**Objective**
Keep every line where the word "Real" appears; drop the rest.

===== Working data

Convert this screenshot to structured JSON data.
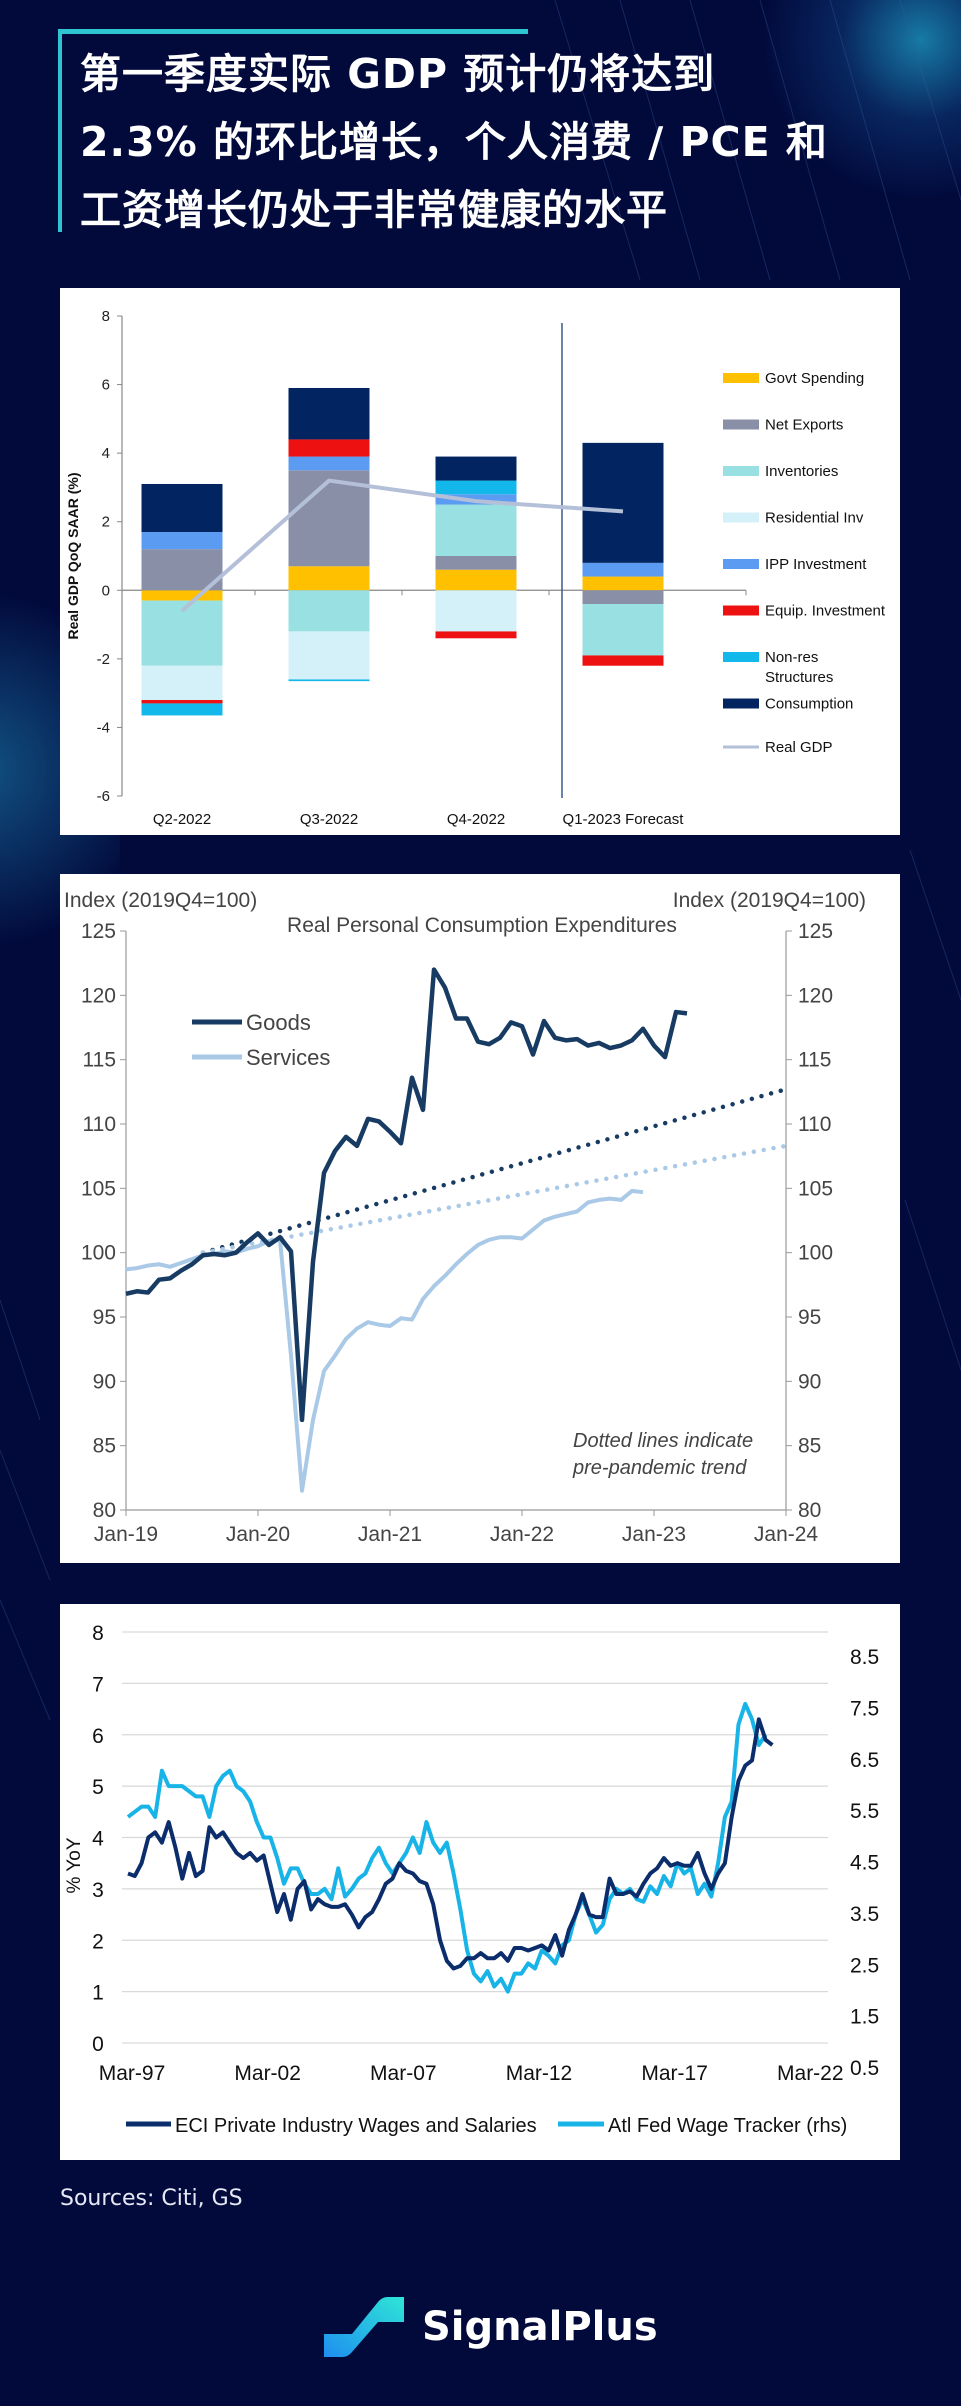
{
  "header": {
    "title_lines": [
      "第一季度实际 GDP 预计仍将达到",
      "2.3% 的环比增长，个人消费 / PCE 和",
      "工资增长仍处于非常健康的水平"
    ],
    "accent_color": "#2ec5d3"
  },
  "footer": {
    "sources": "Sources: Citi, GS",
    "brand_name": "SignalPlus",
    "brand_icon": "signalplus-logo-icon"
  },
  "chart_data": [
    {
      "type": "bar",
      "stacked": true,
      "title": "",
      "xlabel": "",
      "ylabel": "Real GDP QoQ SAAR (%)",
      "ylim": [
        -6,
        8
      ],
      "yticks": [
        8,
        6,
        4,
        2,
        0,
        -2,
        -4,
        -6
      ],
      "categories": [
        "Q2-2022",
        "Q3-2022",
        "Q4-2022",
        "Q1-2023 Forecast"
      ],
      "forecast_divider_after": "Q4-2022",
      "legend_position": "right",
      "series": [
        {
          "name": "Govt Spending",
          "color": "#ffc000",
          "values": [
            -0.3,
            0.7,
            0.6,
            0.4
          ]
        },
        {
          "name": "Net Exports",
          "color": "#8a8fa8",
          "values": [
            1.2,
            2.8,
            0.4,
            -0.4
          ]
        },
        {
          "name": "Inventories",
          "color": "#99e0e2",
          "values": [
            -1.9,
            -1.2,
            1.5,
            -1.5
          ]
        },
        {
          "name": "Residential Inv",
          "color": "#d4f1fa",
          "values": [
            -1.0,
            -1.4,
            -1.2,
            0.0
          ]
        },
        {
          "name": "IPP Investment",
          "color": "#5b9cf2",
          "values": [
            0.5,
            0.4,
            0.3,
            0.4
          ]
        },
        {
          "name": "Equip. Investment",
          "color": "#ee1111",
          "values": [
            -0.1,
            0.5,
            -0.2,
            -0.3
          ]
        },
        {
          "name": "Non-res Structures",
          "color": "#12b8ea",
          "values": [
            -0.35,
            -0.05,
            0.4,
            0.0
          ]
        },
        {
          "name": "Consumption",
          "color": "#022561",
          "values": [
            1.4,
            1.5,
            0.7,
            3.5
          ]
        }
      ],
      "line": {
        "name": "Real GDP",
        "color": "#b4bfd8",
        "values": [
          -0.6,
          3.2,
          2.6,
          2.3
        ]
      }
    },
    {
      "type": "line",
      "title": "Real Personal Consumption Expenditures",
      "ylabel_left": "Index (2019Q4=100)",
      "ylabel_right": "Index (2019Q4=100)",
      "ylim": [
        80,
        125
      ],
      "yticks": [
        125,
        120,
        115,
        110,
        105,
        100,
        95,
        90,
        85,
        80
      ],
      "xlim": [
        "Jan-19",
        "Jan-24"
      ],
      "xticks": [
        "Jan-19",
        "Jan-20",
        "Jan-21",
        "Jan-22",
        "Jan-23",
        "Jan-24"
      ],
      "legend_position": "top-left",
      "annotation": [
        "Dotted lines indicate",
        "pre-pandemic  trend"
      ],
      "series": [
        {
          "name": "Goods",
          "color": "#173b62",
          "style": "solid",
          "x_start": "Jan-19",
          "values": [
            96.8,
            97.0,
            96.9,
            97.9,
            98.0,
            98.6,
            99.1,
            99.8,
            99.9,
            99.8,
            100.0,
            100.8,
            101.5,
            100.6,
            101.2,
            100.1,
            87.0,
            99.3,
            106.2,
            107.9,
            109.0,
            108.3,
            110.4,
            110.2,
            109.4,
            108.5,
            113.6,
            111.1,
            122.0,
            120.6,
            118.2,
            118.2,
            116.4,
            116.2,
            116.7,
            117.9,
            117.6,
            115.4,
            118.0,
            116.7,
            116.5,
            116.6,
            116.1,
            116.3,
            115.9,
            116.1,
            116.5,
            117.4,
            116.1,
            115.2,
            118.7,
            118.6
          ]
        },
        {
          "name": "Services",
          "color": "#a9c9e6",
          "style": "solid",
          "x_start": "Jan-19",
          "values": [
            98.7,
            98.8,
            99.0,
            99.1,
            98.9,
            99.2,
            99.5,
            99.8,
            99.9,
            100.1,
            100.0,
            100.3,
            100.5,
            100.9,
            101.0,
            92.0,
            81.5,
            87.0,
            90.8,
            92.0,
            93.3,
            94.1,
            94.6,
            94.4,
            94.3,
            94.9,
            94.8,
            96.4,
            97.4,
            98.2,
            99.1,
            99.9,
            100.6,
            101.0,
            101.2,
            101.2,
            101.1,
            101.8,
            102.5,
            102.8,
            103.0,
            103.2,
            103.9,
            104.1,
            104.2,
            104.1,
            104.8,
            104.7
          ]
        },
        {
          "name": "Goods pre-pandemic trend",
          "color": "#173b62",
          "style": "dotted",
          "from": [
            "Aug-19",
            100.0
          ],
          "to": [
            "Jan-24",
            112.7
          ]
        },
        {
          "name": "Services pre-pandemic trend",
          "color": "#a9c9e6",
          "style": "dotted",
          "from": [
            "Aug-19",
            100.0
          ],
          "to": [
            "Jan-24",
            108.3
          ]
        }
      ]
    },
    {
      "type": "line",
      "title": "",
      "ylabel": "% YoY",
      "ylim_left": [
        0,
        8
      ],
      "ylim_right": [
        0.5,
        8.5
      ],
      "yticks_left": [
        8,
        7,
        6,
        5,
        4,
        3,
        2,
        1,
        0
      ],
      "yticks_right": [
        8.5,
        7.5,
        6.5,
        5.5,
        4.5,
        3.5,
        2.5,
        1.5,
        0.5
      ],
      "xticks": [
        "Mar-97",
        "Mar-02",
        "Mar-07",
        "Mar-12",
        "Mar-17",
        "Mar-22"
      ],
      "x_range_years": [
        1997.2,
        2023.0
      ],
      "grid": true,
      "legend_position": "bottom",
      "series": [
        {
          "name": "ECI Private Industry Wages and Salaries",
          "color": "#0c2d6b",
          "axis": "left",
          "x_start": 1997.2,
          "x_step": 0.25,
          "values": [
            3.3,
            3.25,
            3.5,
            4.0,
            4.1,
            3.9,
            4.3,
            3.8,
            3.2,
            3.7,
            3.25,
            3.35,
            4.2,
            4.0,
            4.1,
            3.9,
            3.7,
            3.6,
            3.7,
            3.55,
            3.65,
            3.1,
            2.55,
            2.9,
            2.4,
            3.0,
            3.15,
            2.6,
            2.8,
            2.7,
            2.65,
            2.65,
            2.7,
            2.5,
            2.25,
            2.45,
            2.55,
            2.8,
            3.1,
            3.2,
            3.5,
            3.35,
            3.3,
            3.15,
            3.1,
            2.7,
            2.0,
            1.6,
            1.45,
            1.5,
            1.65,
            1.65,
            1.75,
            1.65,
            1.65,
            1.75,
            1.6,
            1.85,
            1.85,
            1.8,
            1.85,
            1.9,
            1.8,
            2.1,
            1.7,
            2.2,
            2.5,
            2.9,
            2.5,
            2.45,
            2.45,
            3.2,
            2.9,
            2.9,
            2.95,
            2.85,
            3.1,
            3.3,
            3.4,
            3.6,
            3.45,
            3.5,
            3.45,
            3.45,
            3.7,
            3.3,
            3.0,
            3.3,
            3.5,
            4.4,
            5.1,
            5.4,
            5.5,
            6.3,
            5.9,
            5.8
          ]
        },
        {
          "name": "Atl Fed Wage Tracker (rhs)",
          "color": "#18b4e8",
          "axis": "right",
          "x_start": 1997.2,
          "x_step": 0.25,
          "values": [
            4.9,
            5.0,
            5.1,
            5.1,
            4.9,
            5.8,
            5.5,
            5.5,
            5.5,
            5.4,
            5.3,
            5.3,
            4.9,
            5.5,
            5.7,
            5.8,
            5.5,
            5.4,
            5.2,
            4.8,
            4.5,
            4.5,
            4.1,
            3.6,
            3.9,
            3.9,
            3.6,
            3.4,
            3.4,
            3.5,
            3.3,
            3.9,
            3.35,
            3.5,
            3.7,
            3.8,
            4.1,
            4.3,
            4.0,
            3.8,
            4.0,
            4.2,
            4.5,
            4.2,
            4.8,
            4.4,
            4.2,
            4.4,
            3.8,
            3.1,
            2.3,
            1.85,
            1.7,
            1.9,
            1.6,
            1.75,
            1.5,
            1.85,
            1.85,
            2.05,
            1.95,
            2.3,
            2.2,
            2.05,
            2.4,
            2.5,
            3.0,
            3.3,
            3.0,
            2.65,
            2.8,
            3.3,
            3.5,
            3.4,
            3.5,
            3.3,
            3.25,
            3.55,
            3.4,
            3.75,
            3.55,
            4.0,
            3.8,
            3.9,
            3.4,
            3.6,
            3.35,
            4.0,
            4.9,
            5.2,
            6.7,
            7.1,
            6.8,
            6.3,
            6.5
          ]
        }
      ]
    }
  ]
}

==========

**Output**
      "ylabel": "Real GDP QoQ SAAR (%)",
        "name": "Real GDP",
      "title": "Real Personal Consumption Expenditures",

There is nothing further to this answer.